>> BEGIN

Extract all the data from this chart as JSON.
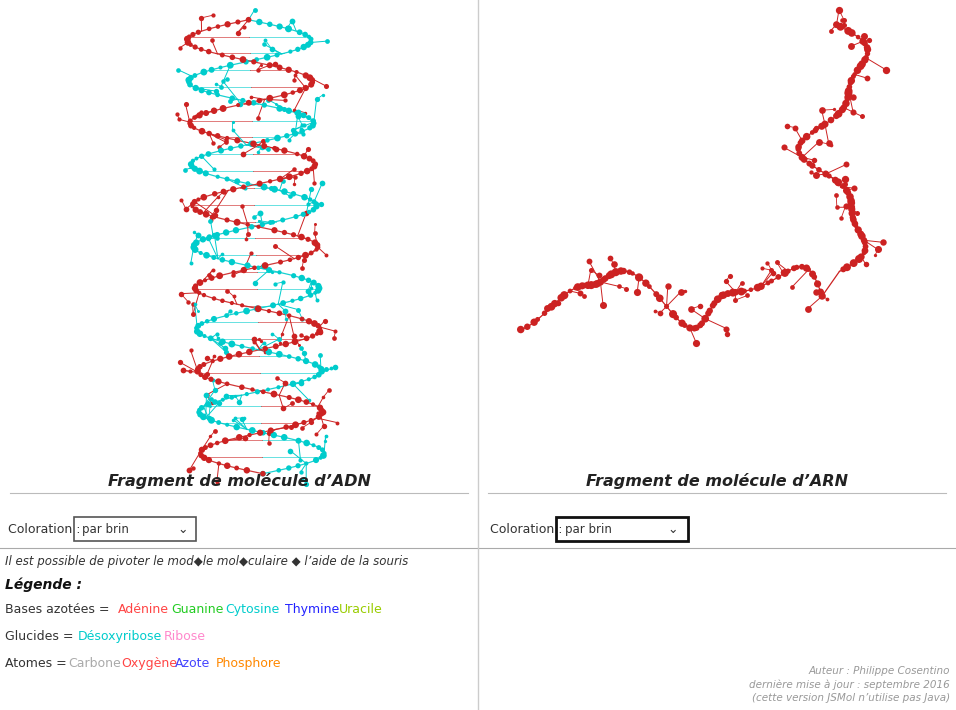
{
  "title_adn": "Fragment de molécule d’ADN",
  "title_arn": "Fragment de molécule d’ARN",
  "coloration_label": "Coloration : ",
  "coloration_value": "par brin",
  "info_text": "Il est possible de pivoter le mod◆le mol◆culaire ◆ l’aide de la souris",
  "legende_title": "Légende :",
  "bases_label": "Bases azotées = ",
  "bases": [
    {
      "name": "Adénine",
      "color": "#FF4444"
    },
    {
      "name": "Guanine",
      "color": "#22CC22"
    },
    {
      "name": "Cytosine",
      "color": "#00CCCC"
    },
    {
      "name": "Thymine",
      "color": "#2222FF"
    },
    {
      "name": "Uracile",
      "color": "#99CC00"
    }
  ],
  "glucides_label": "Glucides = ",
  "glucides": [
    {
      "name": "Désoxyribose",
      "color": "#00CCCC"
    },
    {
      "name": "Ribose",
      "color": "#FF88CC"
    }
  ],
  "atomes_label": "Atomes = ",
  "atomes": [
    {
      "name": "Carbone",
      "color": "#AAAAAA"
    },
    {
      "name": "Oxygène",
      "color": "#FF4444"
    },
    {
      "name": "Azote",
      "color": "#4444FF"
    },
    {
      "name": "Phosphore",
      "color": "#FF8800"
    }
  ],
  "author_text": "Auteur : Philippe Cosentino\ndernière mise à jour : septembre 2016\n(cette version JSMol n’utilise pas Java)",
  "bg_color": "#FFFFFF",
  "adn_color1": "#00CCCC",
  "adn_color2": "#CC2222",
  "arn_color": "#CC2222"
}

>> END

### Given instruction
State how many lines include the string "molécule". Give no other information.

### Expected output
2